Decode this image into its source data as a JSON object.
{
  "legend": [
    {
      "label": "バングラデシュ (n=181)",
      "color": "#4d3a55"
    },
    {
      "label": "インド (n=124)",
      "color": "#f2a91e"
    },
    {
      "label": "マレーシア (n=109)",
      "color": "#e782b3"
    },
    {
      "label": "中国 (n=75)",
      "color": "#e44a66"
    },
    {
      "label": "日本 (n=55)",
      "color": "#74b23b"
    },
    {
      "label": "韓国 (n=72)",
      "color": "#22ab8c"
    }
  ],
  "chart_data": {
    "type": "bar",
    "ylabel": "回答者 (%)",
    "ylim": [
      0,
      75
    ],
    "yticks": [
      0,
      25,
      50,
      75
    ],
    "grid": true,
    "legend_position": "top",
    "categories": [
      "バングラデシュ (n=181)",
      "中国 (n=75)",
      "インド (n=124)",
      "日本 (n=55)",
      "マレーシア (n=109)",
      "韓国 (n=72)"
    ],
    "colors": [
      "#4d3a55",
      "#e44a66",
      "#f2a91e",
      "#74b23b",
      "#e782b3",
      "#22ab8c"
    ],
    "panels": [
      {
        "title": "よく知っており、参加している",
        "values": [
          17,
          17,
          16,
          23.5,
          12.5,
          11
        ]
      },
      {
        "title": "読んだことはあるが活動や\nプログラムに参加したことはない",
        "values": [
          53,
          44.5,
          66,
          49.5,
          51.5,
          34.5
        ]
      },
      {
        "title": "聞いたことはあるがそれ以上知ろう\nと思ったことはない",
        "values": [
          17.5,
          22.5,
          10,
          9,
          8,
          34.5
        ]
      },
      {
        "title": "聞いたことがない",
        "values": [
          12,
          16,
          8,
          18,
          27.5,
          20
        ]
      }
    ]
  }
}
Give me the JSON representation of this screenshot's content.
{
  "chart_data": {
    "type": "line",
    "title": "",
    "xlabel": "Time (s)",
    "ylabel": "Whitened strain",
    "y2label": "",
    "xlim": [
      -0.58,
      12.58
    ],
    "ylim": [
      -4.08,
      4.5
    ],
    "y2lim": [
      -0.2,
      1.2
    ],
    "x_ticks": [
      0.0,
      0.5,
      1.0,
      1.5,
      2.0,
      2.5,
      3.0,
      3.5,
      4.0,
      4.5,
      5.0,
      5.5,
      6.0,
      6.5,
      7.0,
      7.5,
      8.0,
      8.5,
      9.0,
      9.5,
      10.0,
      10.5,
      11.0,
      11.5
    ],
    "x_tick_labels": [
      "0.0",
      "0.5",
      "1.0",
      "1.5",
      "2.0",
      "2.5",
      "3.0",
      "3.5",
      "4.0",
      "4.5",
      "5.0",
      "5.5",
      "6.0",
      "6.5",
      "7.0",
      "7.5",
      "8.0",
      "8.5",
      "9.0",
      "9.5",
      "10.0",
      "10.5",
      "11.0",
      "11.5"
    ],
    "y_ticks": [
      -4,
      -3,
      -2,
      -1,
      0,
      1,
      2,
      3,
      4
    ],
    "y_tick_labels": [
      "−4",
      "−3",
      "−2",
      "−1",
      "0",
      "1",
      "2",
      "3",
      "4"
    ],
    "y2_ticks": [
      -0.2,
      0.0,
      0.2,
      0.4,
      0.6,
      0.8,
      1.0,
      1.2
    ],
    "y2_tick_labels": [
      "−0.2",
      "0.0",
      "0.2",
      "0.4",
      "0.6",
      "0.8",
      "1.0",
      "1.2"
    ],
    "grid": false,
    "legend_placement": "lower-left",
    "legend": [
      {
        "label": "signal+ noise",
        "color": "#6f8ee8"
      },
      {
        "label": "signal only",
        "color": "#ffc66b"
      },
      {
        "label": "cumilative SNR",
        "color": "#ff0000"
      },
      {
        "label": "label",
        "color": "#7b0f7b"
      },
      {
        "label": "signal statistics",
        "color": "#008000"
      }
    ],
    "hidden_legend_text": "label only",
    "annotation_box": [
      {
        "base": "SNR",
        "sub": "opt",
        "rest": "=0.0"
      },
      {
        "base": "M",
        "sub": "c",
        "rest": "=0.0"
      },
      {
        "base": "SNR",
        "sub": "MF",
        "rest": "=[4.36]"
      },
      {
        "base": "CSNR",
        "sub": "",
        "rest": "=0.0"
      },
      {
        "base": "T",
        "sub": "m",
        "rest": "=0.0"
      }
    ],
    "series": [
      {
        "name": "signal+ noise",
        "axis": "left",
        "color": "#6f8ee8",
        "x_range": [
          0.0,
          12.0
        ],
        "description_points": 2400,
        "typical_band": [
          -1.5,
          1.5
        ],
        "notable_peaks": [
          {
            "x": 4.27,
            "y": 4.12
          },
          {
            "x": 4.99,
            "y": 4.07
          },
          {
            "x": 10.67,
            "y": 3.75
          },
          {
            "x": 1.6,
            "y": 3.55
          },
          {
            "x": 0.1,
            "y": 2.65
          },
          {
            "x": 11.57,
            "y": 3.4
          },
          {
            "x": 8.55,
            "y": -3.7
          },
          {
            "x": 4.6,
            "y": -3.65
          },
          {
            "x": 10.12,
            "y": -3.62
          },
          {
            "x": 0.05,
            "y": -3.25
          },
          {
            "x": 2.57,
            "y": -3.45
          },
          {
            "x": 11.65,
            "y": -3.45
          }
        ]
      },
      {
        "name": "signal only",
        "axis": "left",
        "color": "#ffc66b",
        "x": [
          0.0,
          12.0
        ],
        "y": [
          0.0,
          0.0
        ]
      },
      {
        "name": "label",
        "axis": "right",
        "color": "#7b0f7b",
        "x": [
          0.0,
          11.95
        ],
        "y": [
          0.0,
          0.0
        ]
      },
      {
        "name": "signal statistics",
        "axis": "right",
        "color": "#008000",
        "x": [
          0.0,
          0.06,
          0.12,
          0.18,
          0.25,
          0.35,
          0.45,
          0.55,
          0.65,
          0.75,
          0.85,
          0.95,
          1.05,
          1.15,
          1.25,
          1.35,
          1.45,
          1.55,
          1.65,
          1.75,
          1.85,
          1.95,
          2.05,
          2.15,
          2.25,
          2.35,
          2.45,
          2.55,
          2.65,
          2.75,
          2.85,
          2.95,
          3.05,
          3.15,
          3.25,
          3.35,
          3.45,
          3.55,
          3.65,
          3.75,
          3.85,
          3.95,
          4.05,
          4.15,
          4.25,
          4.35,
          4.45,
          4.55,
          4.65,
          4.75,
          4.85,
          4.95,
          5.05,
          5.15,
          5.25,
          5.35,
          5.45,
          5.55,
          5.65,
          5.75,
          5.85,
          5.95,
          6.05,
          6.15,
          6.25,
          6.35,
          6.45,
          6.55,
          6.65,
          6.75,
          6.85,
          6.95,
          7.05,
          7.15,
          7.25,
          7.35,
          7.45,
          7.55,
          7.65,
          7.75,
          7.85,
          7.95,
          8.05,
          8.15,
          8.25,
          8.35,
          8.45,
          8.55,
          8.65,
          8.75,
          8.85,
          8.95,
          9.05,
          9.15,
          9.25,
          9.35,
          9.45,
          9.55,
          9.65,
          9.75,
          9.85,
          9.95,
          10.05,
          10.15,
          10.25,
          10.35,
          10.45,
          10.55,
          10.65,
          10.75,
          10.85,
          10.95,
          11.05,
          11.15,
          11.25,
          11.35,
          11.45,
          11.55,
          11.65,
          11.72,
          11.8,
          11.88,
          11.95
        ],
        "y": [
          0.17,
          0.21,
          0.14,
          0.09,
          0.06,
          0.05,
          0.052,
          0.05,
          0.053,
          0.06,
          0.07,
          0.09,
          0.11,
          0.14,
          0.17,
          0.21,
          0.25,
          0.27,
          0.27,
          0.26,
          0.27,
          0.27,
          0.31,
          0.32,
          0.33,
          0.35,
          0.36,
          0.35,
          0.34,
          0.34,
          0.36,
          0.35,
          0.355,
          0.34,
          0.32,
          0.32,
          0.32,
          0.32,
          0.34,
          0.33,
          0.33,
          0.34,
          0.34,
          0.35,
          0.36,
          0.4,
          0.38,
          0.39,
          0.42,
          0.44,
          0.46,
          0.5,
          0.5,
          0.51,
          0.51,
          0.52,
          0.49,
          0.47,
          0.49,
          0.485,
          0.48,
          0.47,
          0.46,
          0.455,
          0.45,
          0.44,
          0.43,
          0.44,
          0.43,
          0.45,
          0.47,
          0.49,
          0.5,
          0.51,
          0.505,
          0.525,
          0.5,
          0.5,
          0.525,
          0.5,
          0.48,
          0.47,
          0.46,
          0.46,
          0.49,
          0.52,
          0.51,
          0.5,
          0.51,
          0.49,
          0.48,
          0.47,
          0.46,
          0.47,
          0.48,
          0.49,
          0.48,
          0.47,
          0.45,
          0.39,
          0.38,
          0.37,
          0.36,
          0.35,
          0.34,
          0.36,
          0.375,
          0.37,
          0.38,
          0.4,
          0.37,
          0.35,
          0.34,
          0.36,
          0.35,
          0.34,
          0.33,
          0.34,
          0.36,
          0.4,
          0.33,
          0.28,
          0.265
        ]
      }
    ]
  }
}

-.-.-

» Set task:
Consider the entries above and return each line with the string "this".

» Completed task:
Decode this image into its source data as a JSON object.
Give me the JSON representation of this screenshot's content.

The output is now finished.